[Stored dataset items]
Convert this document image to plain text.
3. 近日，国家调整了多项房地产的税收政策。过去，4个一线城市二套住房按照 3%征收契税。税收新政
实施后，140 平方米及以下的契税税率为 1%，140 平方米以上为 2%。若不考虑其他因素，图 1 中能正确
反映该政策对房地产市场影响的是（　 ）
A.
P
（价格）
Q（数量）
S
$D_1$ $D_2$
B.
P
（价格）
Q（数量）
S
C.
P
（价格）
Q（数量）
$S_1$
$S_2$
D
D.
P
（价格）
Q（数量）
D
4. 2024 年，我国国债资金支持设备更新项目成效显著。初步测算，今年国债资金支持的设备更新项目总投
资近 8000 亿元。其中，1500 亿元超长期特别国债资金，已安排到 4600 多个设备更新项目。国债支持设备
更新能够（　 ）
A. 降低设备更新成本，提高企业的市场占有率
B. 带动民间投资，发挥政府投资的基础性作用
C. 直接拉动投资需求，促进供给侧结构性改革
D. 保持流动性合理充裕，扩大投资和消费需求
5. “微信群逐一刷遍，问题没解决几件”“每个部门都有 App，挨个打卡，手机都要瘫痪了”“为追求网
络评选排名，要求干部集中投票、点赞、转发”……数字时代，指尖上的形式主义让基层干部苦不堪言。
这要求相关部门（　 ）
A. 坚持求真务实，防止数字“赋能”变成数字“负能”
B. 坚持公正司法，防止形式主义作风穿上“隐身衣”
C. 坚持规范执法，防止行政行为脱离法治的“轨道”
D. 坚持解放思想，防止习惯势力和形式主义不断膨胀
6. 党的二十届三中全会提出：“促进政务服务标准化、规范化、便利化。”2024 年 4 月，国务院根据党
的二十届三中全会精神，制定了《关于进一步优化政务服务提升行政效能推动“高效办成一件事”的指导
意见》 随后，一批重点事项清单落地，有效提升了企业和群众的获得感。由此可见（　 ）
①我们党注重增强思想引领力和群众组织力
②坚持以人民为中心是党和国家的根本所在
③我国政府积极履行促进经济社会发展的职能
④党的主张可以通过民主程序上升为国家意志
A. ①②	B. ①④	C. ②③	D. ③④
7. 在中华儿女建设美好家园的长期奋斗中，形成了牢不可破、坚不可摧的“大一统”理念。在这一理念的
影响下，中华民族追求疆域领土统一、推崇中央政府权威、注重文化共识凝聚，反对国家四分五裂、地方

What the task requires:
Repeat each record exactly. Omit nothing.

Task answer:
Convert this document image to plain text.
3. 近日，国家调整了多项房地产的税收政策。过去，4个一线城市二套住房按照 3%征收契税。税收新政
实施后，140 平方米及以下的契税税率为 1%，140 平方米以上为 2%。若不考虑其他因素，图 1 中能正确
反映该政策对房地产市场影响的是（　 ）
A.
P
（价格）
Q（数量）
S
$D_1$ $D_2$
B.
P
（价格）
Q（数量）
S
C.
P
（价格）
Q（数量）
$S_1$
$S_2$
D
D.
P
（价格）
Q（数量）
D
4. 2024 年，我国国债资金支持设备更新项目成效显著。初步测算，今年国债资金支持的设备更新项目总投
资近 8000 亿元。其中，1500 亿元超长期特别国债资金，已安排到 4600 多个设备更新项目。国债支持设备
更新能够（　 ）
A. 降低设备更新成本，提高企业的市场占有率
B. 带动民间投资，发挥政府投资的基础性作用
C. 直接拉动投资需求，促进供给侧结构性改革
D. 保持流动性合理充裕，扩大投资和消费需求
5. “微信群逐一刷遍，问题没解决几件”“每个部门都有 App，挨个打卡，手机都要瘫痪了”“为追求网
络评选排名，要求干部集中投票、点赞、转发”……数字时代，指尖上的形式主义让基层干部苦不堪言。
这要求相关部门（　 ）
A. 坚持求真务实，防止数字“赋能”变成数字“负能”
B. 坚持公正司法，防止形式主义作风穿上“隐身衣”
C. 坚持规范执法，防止行政行为脱离法治的“轨道”
D. 坚持解放思想，防止习惯势力和形式主义不断膨胀
6. 党的二十届三中全会提出：“促进政务服务标准化、规范化、便利化。”2024 年 4 月，国务院根据党
的二十届三中全会精神，制定了《关于进一步优化政务服务提升行政效能推动“高效办成一件事”的指导
意见》 随后，一批重点事项清单落地，有效提升了企业和群众的获得感。由此可见（　 ）
①我们党注重增强思想引领力和群众组织力
②坚持以人民为中心是党和国家的根本所在
③我国政府积极履行促进经济社会发展的职能
④党的主张可以通过民主程序上升为国家意志
A. ①②	B. ①④	C. ②③	D. ③④
7. 在中华儿女建设美好家园的长期奋斗中，形成了牢不可破、坚不可摧的“大一统”理念。在这一理念的
影响下，中华民族追求疆域领土统一、推崇中央政府权威、注重文化共识凝聚，反对国家四分五裂、地方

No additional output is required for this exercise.